Saved data entries:
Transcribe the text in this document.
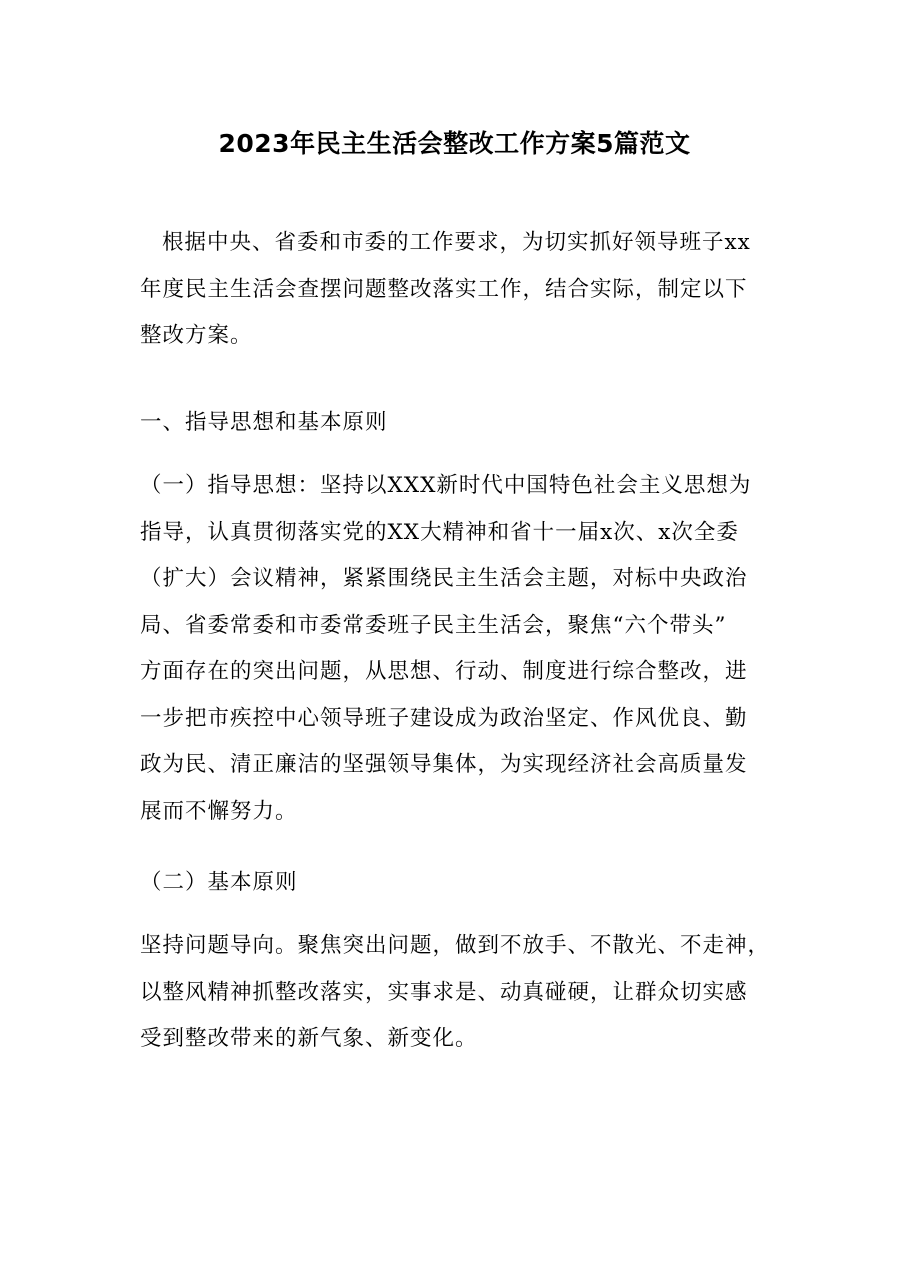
2023年民主生活会整改工作方案5篇范文
根据中央、省委和市委的工作要求，为切实抓好领导班子xx
年度民主生活会查摆问题整改落实工作，结合实际，制定以下
整改方案。
一、指导思想和基本原则
（一）指导思想：坚持以XXX新时代中国特色社会主义思想为
指导，认真贯彻落实党的XX大精神和省十一届x次、x次全委
（扩大）会议精神，紧紧围绕民主生活会主题，对标中央政治
局、省委常委和市委常委班子民主生活会，聚焦“六个带头”
方面存在的突出问题，从思想、行动、制度进行综合整改，进
一步把市疾控中心领导班子建设成为政治坚定、作风优良、勤
政为民、清正廉洁的坚强领导集体，为实现经济社会高质量发
展而不懈努力。
（二）基本原则
坚持问题导向。聚焦突出问题，做到不放手、不散光、不走神，
以整风精神抓整改落实，实事求是、动真碰硬，让群众切实感
受到整改带来的新气象、新变化。
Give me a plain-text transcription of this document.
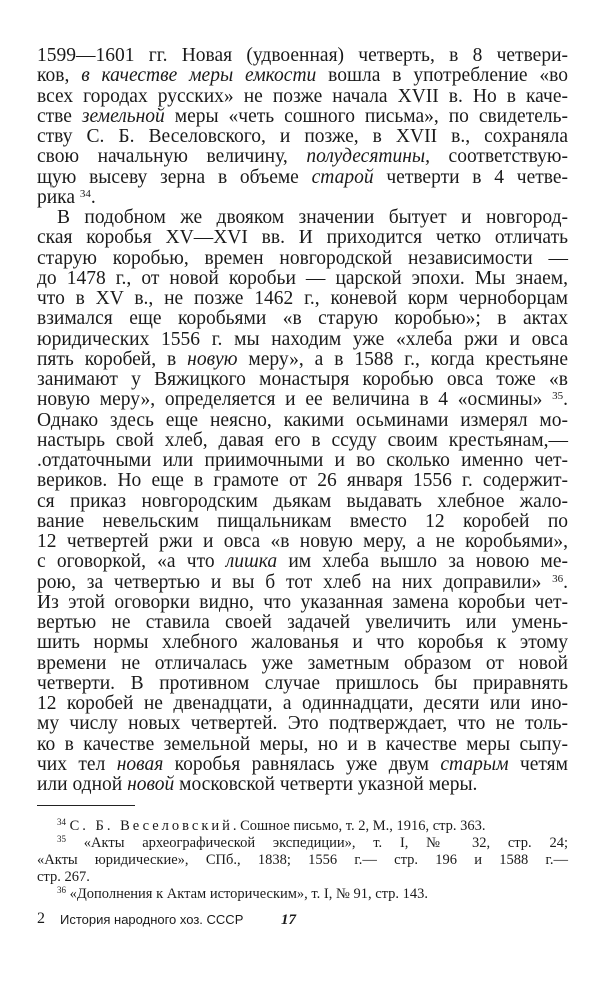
1599—1601 гг. Новая (удвоенная) четверть, в 8 четвери-
ков, в качестве меры емкости вошла в употребление «во
всех городах русских» не позже начала XVII в. Но в каче-
стве земельной меры «четь сошного письма», по свидетель-
ству С. Б. Веселовского, и позже, в XVII в., сохраняла
свою начальную величину, полудесятины, соответствую-
щую высеву зерна в объеме старой четверти в 4 четве-
рика $^{34}$.
В подобном же двояком значении бытует и новгород-
ская коробья XV—XVI вв. И приходится четко отличать
старую коробью, времен новгородской независимости —
до 1478 г., от новой коробьи — царской эпохи. Мы знаем,
что в XV в., не позже 1462 г., коневой корм черноборцам
взимался еще коробьями «в старую коробью»; в актах
юридических 1556 г. мы находим уже «хлеба ржи и овса
пять коробей, в новую меру», а в 1588 г., когда крестьяне
занимают у Вяжицкого монастыря коробью овса тоже «в
новую меру», определяется и ее величина в 4 «осмины» $^{35}$.
Однако здесь еще неясно, какими осьминами измерял мо-
настырь свой хлеб, давая его в ссуду своим крестьянам,—
.отдаточными или приимочными и во сколько именно чет-
вериков. Но еще в грамоте от 26 января 1556 г. содержит-
ся приказ новгородским дьякам выдавать хлебное жало-
вание невельским пищальникам вместо 12 коробей по
12 четвертей ржи и овса «в новую меру, а не коробьями»,
с оговоркой, «а что лишка им хлеба вышло за новою ме-
рою, за четвертью и вы б тот хлеб на них доправили» $^{36}$.
Из этой оговорки видно, что указанная замена коробьи чет-
вертью не ставила своей задачей увеличить или умень-
шить нормы хлебного жалованья и что коробья к этому
времени не отличалась уже заметным образом от новой
четверти. В противном случае пришлось бы приравнять
12 коробей не двенадцати, а одиннадцати, десяти или ино-
му числу новых четвертей. Это подтверждает, что не толь-
ко в качестве земельной меры, но и в качестве меры сыпу-
чих тел новая коробья равнялась уже двум старым четям
или одной новой московской четверти указной меры.
$^{34}$ С. Б. Веселовский. Сошное письмо, т. 2, М., 1916, стр. 363.
$^{35}$ «Акты археографической экспедиции», т. I, № 32, стр. 24;
«Акты юридические», СПб., 1838; 1556 г.— стр. 196 и 1588 г.—
стр. 267.
$^{36}$ «Дополнения к Актам историческим», т. I, № 91, стр. 143.
2 История народного хоз. СССР	17
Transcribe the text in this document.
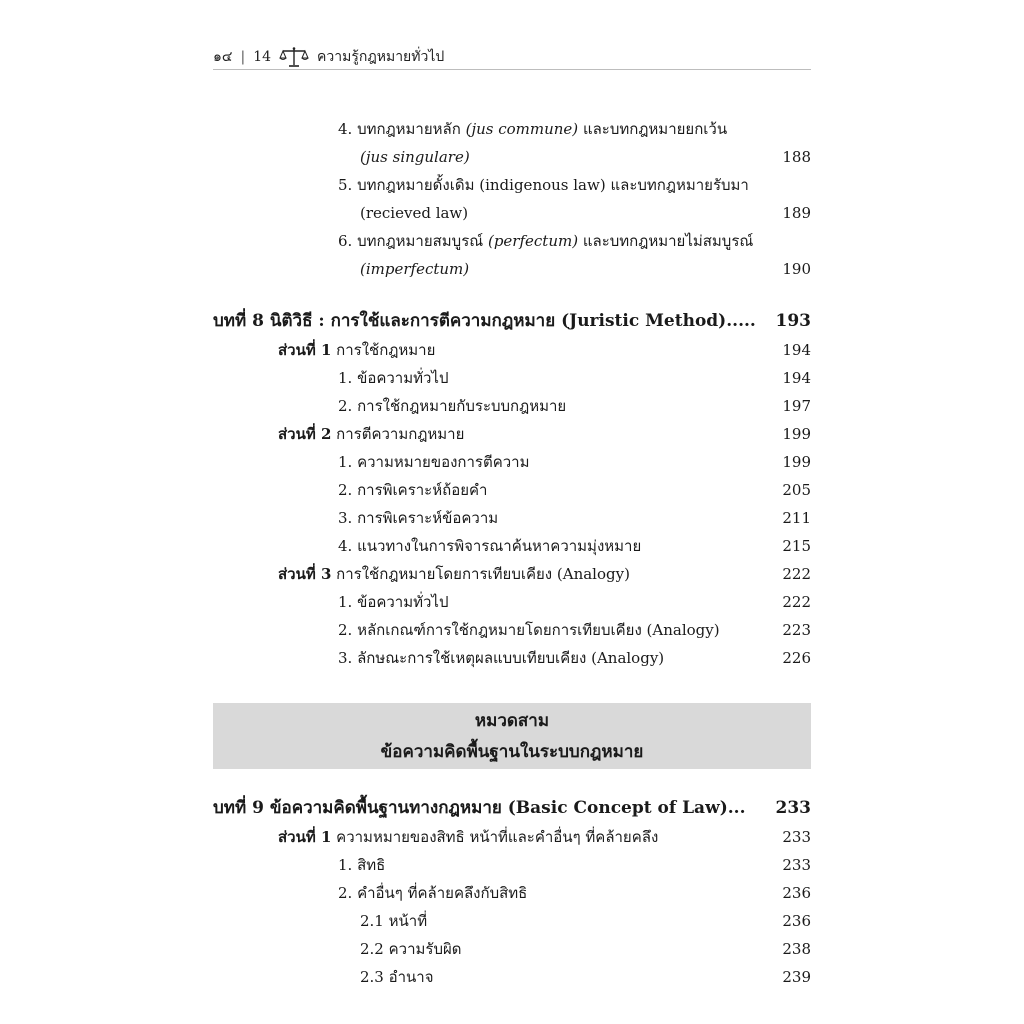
๑๔ | 14	ความรู้กฎหมายทั่วไป
4. บทกฎหมายหลัก (jus commune) และบทกฎหมายยกเว้น
(jus singulare)	188
5. บทกฎหมายดั้งเดิม (indigenous law) และบทกฎหมายรับมา
(recieved law)	189
6. บทกฎหมายสมบูรณ์ (perfectum) และบทกฎหมายไม่สมบูรณ์
(imperfectum)	190
บทที่ 8 นิติวิธี : การใช้และการตีความกฎหมาย (Juristic Method)..... 193
ส่วนที่ 1 การใช้กฎหมาย	194
1. ข้อความทั่วไป	194
2. การใช้กฎหมายกับระบบกฎหมาย	197
ส่วนที่ 2 การตีความกฎหมาย	199
1. ความหมายของการตีความ	199
2. การพิเคราะห์ถ้อยคำ	205
3. การพิเคราะห์ข้อความ	211
4. แนวทางในการพิจารณาค้นหาความมุ่งหมาย	215
ส่วนที่ 3 การใช้กฎหมายโดยการเทียบเคียง (Analogy)	222
1. ข้อความทั่วไป	222
2. หลักเกณฑ์การใช้กฎหมายโดยการเทียบเคียง (Analogy)	223
3. ลักษณะการใช้เหตุผลแบบเทียบเคียง (Analogy)	226
หมวดสาม
ข้อความคิดพื้นฐานในระบบกฎหมาย
บทที่ 9 ข้อความคิดพื้นฐานทางกฎหมาย (Basic Concept of Law)... 233
ส่วนที่ 1 ความหมายของสิทธิ หน้าที่และคำอื่นๆ ที่คล้ายคลึง	233
1. สิทธิ	233
2. คำอื่นๆ ที่คล้ายคลึงกับสิทธิ	236
2.1 หน้าที่	236
2.2 ความรับผิด	238
2.3 อำนาจ	239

_GIVEN PROBLEM_.
From the listing, tally every line with the word "Analogy" in it and give only the tally.

_EXERCISE SOLUTION_.
3